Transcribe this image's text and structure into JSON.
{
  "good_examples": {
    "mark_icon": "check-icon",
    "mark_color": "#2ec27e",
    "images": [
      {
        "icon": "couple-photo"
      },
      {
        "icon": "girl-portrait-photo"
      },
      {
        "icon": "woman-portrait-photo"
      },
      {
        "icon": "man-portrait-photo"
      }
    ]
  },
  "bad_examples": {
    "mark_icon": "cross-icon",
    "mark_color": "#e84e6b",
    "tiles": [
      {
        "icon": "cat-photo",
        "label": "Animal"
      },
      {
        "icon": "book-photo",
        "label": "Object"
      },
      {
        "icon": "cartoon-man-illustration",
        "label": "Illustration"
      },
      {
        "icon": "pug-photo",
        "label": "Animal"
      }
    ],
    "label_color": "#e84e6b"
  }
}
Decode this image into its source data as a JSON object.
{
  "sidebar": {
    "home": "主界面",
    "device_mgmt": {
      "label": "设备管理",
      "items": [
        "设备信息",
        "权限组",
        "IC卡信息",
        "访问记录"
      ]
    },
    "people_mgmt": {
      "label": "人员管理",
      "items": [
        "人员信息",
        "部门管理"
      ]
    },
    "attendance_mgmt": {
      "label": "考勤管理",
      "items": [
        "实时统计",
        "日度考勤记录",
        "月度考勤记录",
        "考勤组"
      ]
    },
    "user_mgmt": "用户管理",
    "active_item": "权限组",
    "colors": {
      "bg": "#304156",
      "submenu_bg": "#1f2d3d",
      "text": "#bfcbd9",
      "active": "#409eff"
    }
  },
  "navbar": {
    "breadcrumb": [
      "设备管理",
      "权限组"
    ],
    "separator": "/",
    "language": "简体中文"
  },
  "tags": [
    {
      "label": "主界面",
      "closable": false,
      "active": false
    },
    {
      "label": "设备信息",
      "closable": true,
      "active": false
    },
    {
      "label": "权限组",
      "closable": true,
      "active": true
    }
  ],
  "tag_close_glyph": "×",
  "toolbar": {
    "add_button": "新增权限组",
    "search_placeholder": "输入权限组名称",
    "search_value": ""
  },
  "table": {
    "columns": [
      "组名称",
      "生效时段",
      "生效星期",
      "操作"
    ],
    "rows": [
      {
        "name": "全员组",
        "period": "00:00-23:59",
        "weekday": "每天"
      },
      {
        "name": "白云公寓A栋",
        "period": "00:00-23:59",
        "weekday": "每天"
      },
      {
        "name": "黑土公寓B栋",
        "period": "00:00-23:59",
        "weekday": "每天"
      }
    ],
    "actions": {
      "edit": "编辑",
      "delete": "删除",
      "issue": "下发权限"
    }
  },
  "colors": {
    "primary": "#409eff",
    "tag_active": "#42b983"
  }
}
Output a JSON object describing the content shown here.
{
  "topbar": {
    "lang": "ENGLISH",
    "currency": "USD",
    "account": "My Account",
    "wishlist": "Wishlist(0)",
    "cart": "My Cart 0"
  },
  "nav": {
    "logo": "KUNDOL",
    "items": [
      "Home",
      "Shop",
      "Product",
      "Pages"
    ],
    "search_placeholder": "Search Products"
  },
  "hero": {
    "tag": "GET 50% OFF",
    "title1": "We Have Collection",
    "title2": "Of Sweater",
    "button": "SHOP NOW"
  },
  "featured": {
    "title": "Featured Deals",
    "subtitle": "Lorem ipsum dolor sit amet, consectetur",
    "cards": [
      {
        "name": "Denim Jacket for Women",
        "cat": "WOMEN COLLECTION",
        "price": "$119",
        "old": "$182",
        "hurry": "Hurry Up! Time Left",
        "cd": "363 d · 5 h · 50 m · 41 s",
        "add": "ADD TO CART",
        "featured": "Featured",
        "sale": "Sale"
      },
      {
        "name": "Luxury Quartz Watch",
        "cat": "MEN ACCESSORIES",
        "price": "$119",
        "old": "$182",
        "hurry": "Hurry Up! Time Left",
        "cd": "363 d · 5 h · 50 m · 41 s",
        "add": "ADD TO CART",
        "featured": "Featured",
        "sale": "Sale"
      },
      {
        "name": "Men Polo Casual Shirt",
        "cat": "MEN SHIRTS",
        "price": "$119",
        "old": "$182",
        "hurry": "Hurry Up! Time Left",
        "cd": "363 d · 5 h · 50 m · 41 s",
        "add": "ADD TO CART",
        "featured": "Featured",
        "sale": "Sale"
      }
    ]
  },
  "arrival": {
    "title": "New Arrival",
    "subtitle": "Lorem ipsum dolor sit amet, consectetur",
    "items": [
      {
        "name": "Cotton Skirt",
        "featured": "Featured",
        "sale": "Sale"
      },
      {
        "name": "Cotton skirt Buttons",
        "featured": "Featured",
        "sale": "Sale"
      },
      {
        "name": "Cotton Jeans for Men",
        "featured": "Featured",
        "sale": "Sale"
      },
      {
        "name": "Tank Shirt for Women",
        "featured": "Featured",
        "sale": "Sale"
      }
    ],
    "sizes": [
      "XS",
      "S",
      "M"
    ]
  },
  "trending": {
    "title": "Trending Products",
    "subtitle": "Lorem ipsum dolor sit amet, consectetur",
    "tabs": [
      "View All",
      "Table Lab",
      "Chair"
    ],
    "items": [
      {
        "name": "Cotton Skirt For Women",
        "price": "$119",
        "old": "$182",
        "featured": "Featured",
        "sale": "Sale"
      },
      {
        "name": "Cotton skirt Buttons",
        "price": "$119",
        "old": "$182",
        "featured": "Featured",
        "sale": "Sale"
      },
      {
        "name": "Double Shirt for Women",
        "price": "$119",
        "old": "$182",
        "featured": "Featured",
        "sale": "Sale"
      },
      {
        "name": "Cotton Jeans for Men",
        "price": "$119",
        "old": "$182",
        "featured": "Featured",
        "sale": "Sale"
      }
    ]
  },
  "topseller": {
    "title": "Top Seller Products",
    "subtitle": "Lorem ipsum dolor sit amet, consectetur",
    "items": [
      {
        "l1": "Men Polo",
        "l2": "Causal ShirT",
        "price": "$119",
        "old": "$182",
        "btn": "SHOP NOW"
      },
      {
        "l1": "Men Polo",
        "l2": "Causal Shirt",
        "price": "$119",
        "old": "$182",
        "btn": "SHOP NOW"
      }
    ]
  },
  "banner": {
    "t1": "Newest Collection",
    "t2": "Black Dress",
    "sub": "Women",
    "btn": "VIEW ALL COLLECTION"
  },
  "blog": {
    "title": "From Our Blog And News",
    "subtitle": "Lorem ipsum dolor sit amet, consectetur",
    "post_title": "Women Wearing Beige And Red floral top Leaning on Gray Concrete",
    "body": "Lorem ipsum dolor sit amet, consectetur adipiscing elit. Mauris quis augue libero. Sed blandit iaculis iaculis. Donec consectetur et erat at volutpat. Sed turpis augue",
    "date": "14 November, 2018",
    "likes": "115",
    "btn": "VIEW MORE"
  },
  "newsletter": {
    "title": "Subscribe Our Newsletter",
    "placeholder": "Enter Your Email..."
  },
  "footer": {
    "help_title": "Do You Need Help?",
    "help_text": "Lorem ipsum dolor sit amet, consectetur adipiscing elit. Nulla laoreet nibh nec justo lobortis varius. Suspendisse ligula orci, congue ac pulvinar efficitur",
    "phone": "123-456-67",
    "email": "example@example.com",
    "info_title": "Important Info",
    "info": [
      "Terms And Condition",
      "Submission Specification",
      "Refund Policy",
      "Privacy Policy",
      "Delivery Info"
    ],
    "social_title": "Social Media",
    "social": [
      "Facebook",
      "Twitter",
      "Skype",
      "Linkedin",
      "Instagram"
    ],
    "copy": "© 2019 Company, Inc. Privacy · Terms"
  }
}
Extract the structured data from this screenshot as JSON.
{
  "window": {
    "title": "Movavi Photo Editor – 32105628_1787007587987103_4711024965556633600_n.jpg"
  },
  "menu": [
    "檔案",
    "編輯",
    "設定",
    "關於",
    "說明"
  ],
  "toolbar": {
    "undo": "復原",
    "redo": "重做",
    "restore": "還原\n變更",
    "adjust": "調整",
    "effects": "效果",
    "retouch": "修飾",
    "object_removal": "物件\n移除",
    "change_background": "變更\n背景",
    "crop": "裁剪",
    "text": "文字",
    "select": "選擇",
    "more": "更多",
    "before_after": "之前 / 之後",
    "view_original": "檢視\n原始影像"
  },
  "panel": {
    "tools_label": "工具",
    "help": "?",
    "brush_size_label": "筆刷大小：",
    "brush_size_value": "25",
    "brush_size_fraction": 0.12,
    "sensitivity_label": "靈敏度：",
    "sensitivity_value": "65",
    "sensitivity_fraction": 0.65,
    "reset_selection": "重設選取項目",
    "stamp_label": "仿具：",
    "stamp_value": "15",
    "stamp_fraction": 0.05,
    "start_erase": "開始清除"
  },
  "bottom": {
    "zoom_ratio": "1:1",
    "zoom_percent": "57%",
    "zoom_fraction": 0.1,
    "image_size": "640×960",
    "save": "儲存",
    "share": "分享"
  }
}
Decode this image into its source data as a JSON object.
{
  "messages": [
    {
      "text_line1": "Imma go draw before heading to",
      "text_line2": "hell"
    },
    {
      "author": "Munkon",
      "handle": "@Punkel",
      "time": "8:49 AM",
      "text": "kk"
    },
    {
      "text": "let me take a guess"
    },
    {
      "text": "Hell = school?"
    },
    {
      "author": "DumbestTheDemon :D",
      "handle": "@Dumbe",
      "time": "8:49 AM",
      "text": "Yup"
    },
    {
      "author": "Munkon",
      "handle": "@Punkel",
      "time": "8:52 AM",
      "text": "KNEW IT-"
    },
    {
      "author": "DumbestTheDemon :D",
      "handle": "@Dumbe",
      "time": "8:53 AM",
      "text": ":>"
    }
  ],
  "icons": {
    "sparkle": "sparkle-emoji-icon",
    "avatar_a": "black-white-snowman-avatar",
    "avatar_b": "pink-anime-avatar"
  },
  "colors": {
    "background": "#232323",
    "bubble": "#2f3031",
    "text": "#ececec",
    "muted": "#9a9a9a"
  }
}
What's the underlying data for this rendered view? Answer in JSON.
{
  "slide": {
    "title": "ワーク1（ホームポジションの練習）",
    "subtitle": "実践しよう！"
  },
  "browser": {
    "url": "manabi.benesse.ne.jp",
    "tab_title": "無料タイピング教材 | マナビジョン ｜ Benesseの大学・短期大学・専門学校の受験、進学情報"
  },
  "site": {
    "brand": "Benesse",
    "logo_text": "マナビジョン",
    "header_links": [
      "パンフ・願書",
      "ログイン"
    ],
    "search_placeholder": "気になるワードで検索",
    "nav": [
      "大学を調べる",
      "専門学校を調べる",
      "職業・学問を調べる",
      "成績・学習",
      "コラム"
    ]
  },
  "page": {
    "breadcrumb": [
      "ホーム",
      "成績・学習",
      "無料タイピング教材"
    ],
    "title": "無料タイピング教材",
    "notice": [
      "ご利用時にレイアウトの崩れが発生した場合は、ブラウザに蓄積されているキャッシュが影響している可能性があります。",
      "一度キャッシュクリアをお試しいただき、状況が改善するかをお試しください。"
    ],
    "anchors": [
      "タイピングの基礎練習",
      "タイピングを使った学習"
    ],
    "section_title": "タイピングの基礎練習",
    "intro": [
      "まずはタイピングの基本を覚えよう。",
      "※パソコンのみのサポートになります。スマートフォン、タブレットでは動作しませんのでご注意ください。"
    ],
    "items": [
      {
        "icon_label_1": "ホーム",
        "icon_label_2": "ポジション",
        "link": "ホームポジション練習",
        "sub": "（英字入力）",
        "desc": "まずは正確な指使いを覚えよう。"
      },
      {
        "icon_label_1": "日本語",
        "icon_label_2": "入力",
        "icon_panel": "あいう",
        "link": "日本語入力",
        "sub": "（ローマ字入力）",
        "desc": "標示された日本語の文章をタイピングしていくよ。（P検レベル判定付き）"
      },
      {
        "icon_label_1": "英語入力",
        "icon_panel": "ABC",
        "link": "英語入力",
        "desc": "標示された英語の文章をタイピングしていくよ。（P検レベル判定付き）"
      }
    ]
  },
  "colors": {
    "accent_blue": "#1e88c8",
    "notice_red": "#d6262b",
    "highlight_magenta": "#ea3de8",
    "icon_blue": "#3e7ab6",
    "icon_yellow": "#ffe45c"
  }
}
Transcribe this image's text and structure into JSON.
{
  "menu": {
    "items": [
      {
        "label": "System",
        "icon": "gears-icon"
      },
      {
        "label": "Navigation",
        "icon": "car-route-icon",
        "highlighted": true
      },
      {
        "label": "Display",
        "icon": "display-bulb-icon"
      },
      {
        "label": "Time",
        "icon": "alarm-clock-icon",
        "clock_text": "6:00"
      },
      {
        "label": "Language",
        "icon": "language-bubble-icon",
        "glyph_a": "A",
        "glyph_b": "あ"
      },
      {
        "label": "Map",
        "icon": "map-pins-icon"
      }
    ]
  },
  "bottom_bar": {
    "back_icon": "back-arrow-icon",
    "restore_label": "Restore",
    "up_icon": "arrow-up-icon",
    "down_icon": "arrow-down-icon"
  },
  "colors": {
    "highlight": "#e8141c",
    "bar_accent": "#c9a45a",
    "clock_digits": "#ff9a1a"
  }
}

WHAT THE TASK REQUIRES: How many lines in the records above contain the word "adipiscing"? Reply with the number alone.

RESPONSE TO THE TASK: 2